#### What is needed:
Copy the rows below word for word, leaving out the pictures.
** Begin Data for this exercise **
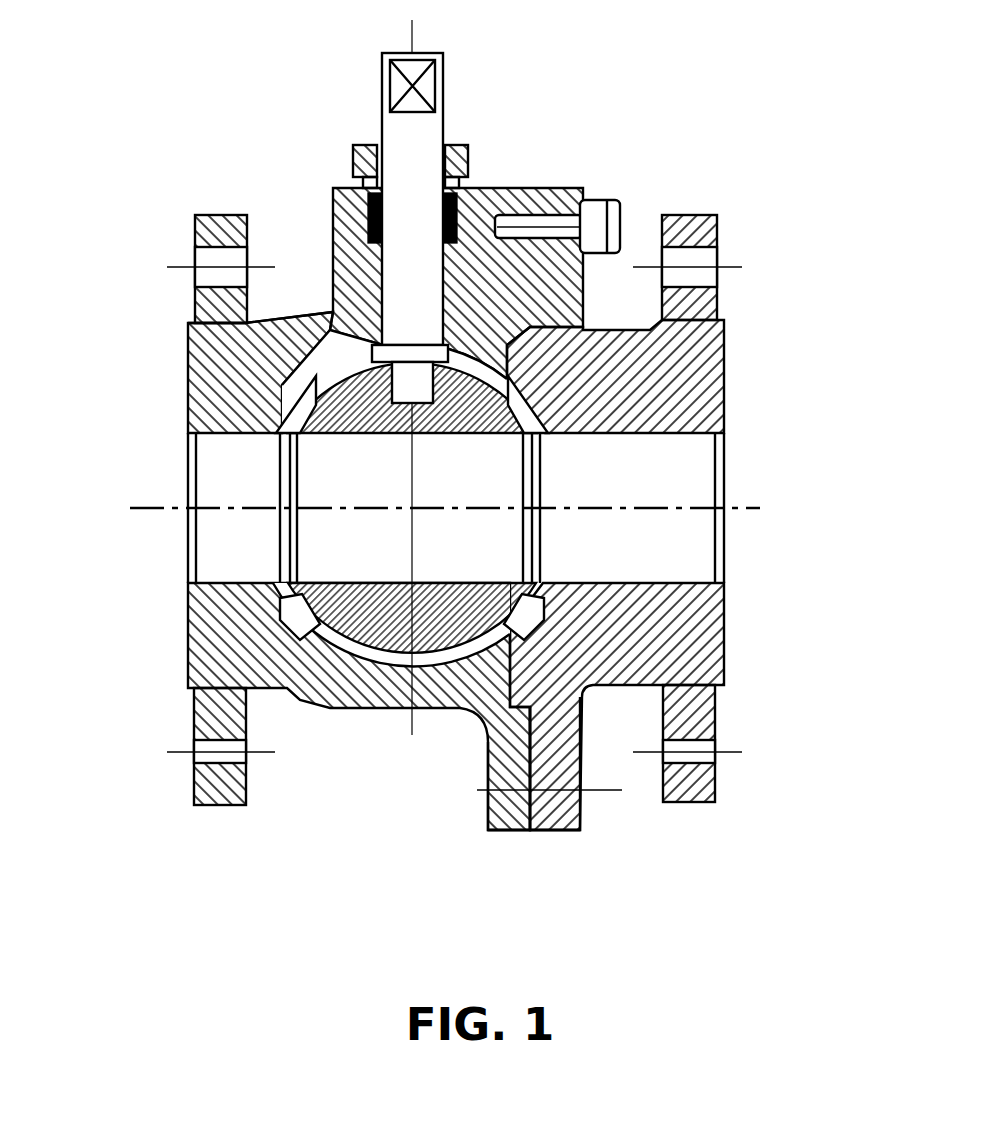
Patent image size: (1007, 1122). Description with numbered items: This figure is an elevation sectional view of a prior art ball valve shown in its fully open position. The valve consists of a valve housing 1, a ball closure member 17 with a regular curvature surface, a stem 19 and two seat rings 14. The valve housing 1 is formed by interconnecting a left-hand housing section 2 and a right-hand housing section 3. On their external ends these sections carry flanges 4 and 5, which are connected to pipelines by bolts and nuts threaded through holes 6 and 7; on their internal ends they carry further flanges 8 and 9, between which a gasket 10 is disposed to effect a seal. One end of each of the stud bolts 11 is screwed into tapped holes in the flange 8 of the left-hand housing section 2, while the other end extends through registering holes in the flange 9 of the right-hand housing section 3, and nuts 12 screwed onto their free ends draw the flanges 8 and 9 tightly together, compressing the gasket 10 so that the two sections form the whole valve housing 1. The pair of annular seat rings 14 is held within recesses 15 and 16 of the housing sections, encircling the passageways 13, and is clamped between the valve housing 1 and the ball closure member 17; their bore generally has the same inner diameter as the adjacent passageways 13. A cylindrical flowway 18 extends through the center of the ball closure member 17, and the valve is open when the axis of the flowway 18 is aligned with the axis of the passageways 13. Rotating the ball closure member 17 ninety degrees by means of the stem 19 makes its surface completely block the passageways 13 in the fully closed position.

The valve housing 1 is at (499, 178).
The left-hand housing section 2 is at (188, 610).
The right-hand housing section 3 is at (695, 600).
The flange 4 is at (195, 792).
The flange 5 is at (708, 720).
The holes 6 is at (215, 268).
The holes 7 is at (717, 250).
The flange 8 is at (510, 830).
The flange 9 is at (573, 830).
The gasket 10 is at (486, 742).
The stud bolts 11 is at (565, 220).
The nuts 12 is at (587, 203).
The passageways 13 is at (237, 467).
The seat rings 14 is at (548, 392).
The recess 15 is at (317, 627).
The recess 16 is at (510, 603).
The ball closure member 17 is at (190, 316).
The flowway 18 is at (478, 493).
The stem 19 is at (413, 158).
** End Data for this exercise **
#### Response to the exercise:
Patent image size: (1007, 1122). Description with numbered items: This figure is an elevation sectional view of a prior art ball valve shown in its fully open position. The valve consists of a valve housing 1, a ball closure member 17 with a regular curvature surface, a stem 19 and two seat rings 14. The valve housing 1 is formed by interconnecting a left-hand housing section 2 and a right-hand housing section 3. On their external ends these sections carry flanges 4 and 5, which are connected to pipelines by bolts and nuts threaded through holes 6 and 7; on their internal ends they carry further flanges 8 and 9, between which a gasket 10 is disposed to effect a seal. One end of each of the stud bolts 11 is screwed into tapped holes in the flange 8 of the left-hand housing section 2, while the other end extends through registering holes in the flange 9 of the right-hand housing section 3, and nuts 12 screwed onto their free ends draw the flanges 8 and 9 tightly together, compressing the gasket 10 so that the two sections form the whole valve housing 1. The pair of annular seat rings 14 is held within recesses 15 and 16 of the housing sections, encircling the passageways 13, and is clamped between the valve housing 1 and the ball closure member 17; their bore generally has the same inner diameter as the adjacent passageways 13. A cylindrical flowway 18 extends through the center of the ball closure member 17, and the valve is open when the axis of the flowway 18 is aligned with the axis of the passageways 13. Rotating the ball closure member 17 ninety degrees by means of the stem 19 makes its surface completely block the passageways 13 in the fully closed position.

The valve housing 1 is at (499, 178).
The left-hand housing section 2 is at (188, 610).
The right-hand housing section 3 is at (695, 600).
The flange 4 is at (195, 792).
The flange 5 is at (708, 720).
The holes 6 is at (215, 268).
The holes 7 is at (717, 250).
The flange 8 is at (510, 830).
The flange 9 is at (573, 830).
The gasket 10 is at (486, 742).
The stud bolts 11 is at (565, 220).
The nuts 12 is at (587, 203).
The passageways 13 is at (237, 467).
The seat rings 14 is at (548, 392).
The recess 15 is at (317, 627).
The recess 16 is at (510, 603).
The ball closure member 17 is at (190, 316).
The flowway 18 is at (478, 493).
The stem 19 is at (413, 158).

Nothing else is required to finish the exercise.